INSTRUCTIONS TO FOLLOW: Copy out all of the material exactly.

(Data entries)
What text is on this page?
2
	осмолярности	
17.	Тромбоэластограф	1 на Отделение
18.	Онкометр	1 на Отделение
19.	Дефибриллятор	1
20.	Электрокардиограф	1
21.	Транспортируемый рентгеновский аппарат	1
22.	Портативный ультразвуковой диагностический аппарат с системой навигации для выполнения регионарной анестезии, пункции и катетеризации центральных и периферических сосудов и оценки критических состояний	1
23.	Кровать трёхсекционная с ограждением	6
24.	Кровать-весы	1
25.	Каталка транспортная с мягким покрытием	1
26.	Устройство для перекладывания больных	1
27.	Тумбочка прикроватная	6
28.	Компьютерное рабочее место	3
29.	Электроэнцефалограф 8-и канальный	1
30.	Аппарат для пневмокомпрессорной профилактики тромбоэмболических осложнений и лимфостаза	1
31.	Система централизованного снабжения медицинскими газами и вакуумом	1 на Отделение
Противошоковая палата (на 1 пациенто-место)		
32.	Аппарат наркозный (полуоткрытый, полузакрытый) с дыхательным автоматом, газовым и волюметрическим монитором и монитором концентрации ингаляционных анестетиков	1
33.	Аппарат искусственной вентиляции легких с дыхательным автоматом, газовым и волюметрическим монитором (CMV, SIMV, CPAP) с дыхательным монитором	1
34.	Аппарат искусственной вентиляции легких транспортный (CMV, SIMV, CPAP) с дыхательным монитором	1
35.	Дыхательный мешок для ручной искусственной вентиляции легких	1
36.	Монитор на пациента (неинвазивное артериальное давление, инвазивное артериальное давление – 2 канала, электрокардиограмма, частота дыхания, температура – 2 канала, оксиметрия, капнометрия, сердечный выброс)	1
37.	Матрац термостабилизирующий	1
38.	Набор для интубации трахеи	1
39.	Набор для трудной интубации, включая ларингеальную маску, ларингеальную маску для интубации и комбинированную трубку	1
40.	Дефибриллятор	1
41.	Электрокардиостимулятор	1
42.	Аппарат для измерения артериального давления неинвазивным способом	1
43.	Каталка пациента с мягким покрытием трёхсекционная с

CORRECT ANSWER:
What text is on this page?
2
	осмолярности	
17.	Тромбоэластограф	1 на Отделение
18.	Онкометр	1 на Отделение
19.	Дефибриллятор	1
20.	Электрокардиограф	1
21.	Транспортируемый рентгеновский аппарат	1
22.	Портативный ультразвуковой диагностический аппарат с системой навигации для выполнения регионарной анестезии, пункции и катетеризации центральных и периферических сосудов и оценки критических состояний	1
23.	Кровать трёхсекционная с ограждением	6
24.	Кровать-весы	1
25.	Каталка транспортная с мягким покрытием	1
26.	Устройство для перекладывания больных	1
27.	Тумбочка прикроватная	6
28.	Компьютерное рабочее место	3
29.	Электроэнцефалограф 8-и канальный	1
30.	Аппарат для пневмокомпрессорной профилактики тромбоэмболических осложнений и лимфостаза	1
31.	Система централизованного снабжения медицинскими газами и вакуумом	1 на Отделение
Противошоковая палата (на 1 пациенто-место)		
32.	Аппарат наркозный (полуоткрытый, полузакрытый) с дыхательным автоматом, газовым и волюметрическим монитором и монитором концентрации ингаляционных анестетиков	1
33.	Аппарат искусственной вентиляции легких с дыхательным автоматом, газовым и волюметрическим монитором (CMV, SIMV, CPAP) с дыхательным монитором	1
34.	Аппарат искусственной вентиляции легких транспортный (CMV, SIMV, CPAP) с дыхательным монитором	1
35.	Дыхательный мешок для ручной искусственной вентиляции легких	1
36.	Монитор на пациента (неинвазивное артериальное давление, инвазивное артериальное давление – 2 канала, электрокардиограмма, частота дыхания, температура – 2 канала, оксиметрия, капнометрия, сердечный выброс)	1
37.	Матрац термостабилизирующий	1
38.	Набор для интубации трахеи	1
39.	Набор для трудной интубации, включая ларингеальную маску, ларингеальную маску для интубации и комбинированную трубку	1
40.	Дефибриллятор	1
41.	Электрокардиостимулятор	1
42.	Аппарат для измерения артериального давления неинвазивным способом	1
43.	Каталка пациента с мягким покрытием трёхсекционная с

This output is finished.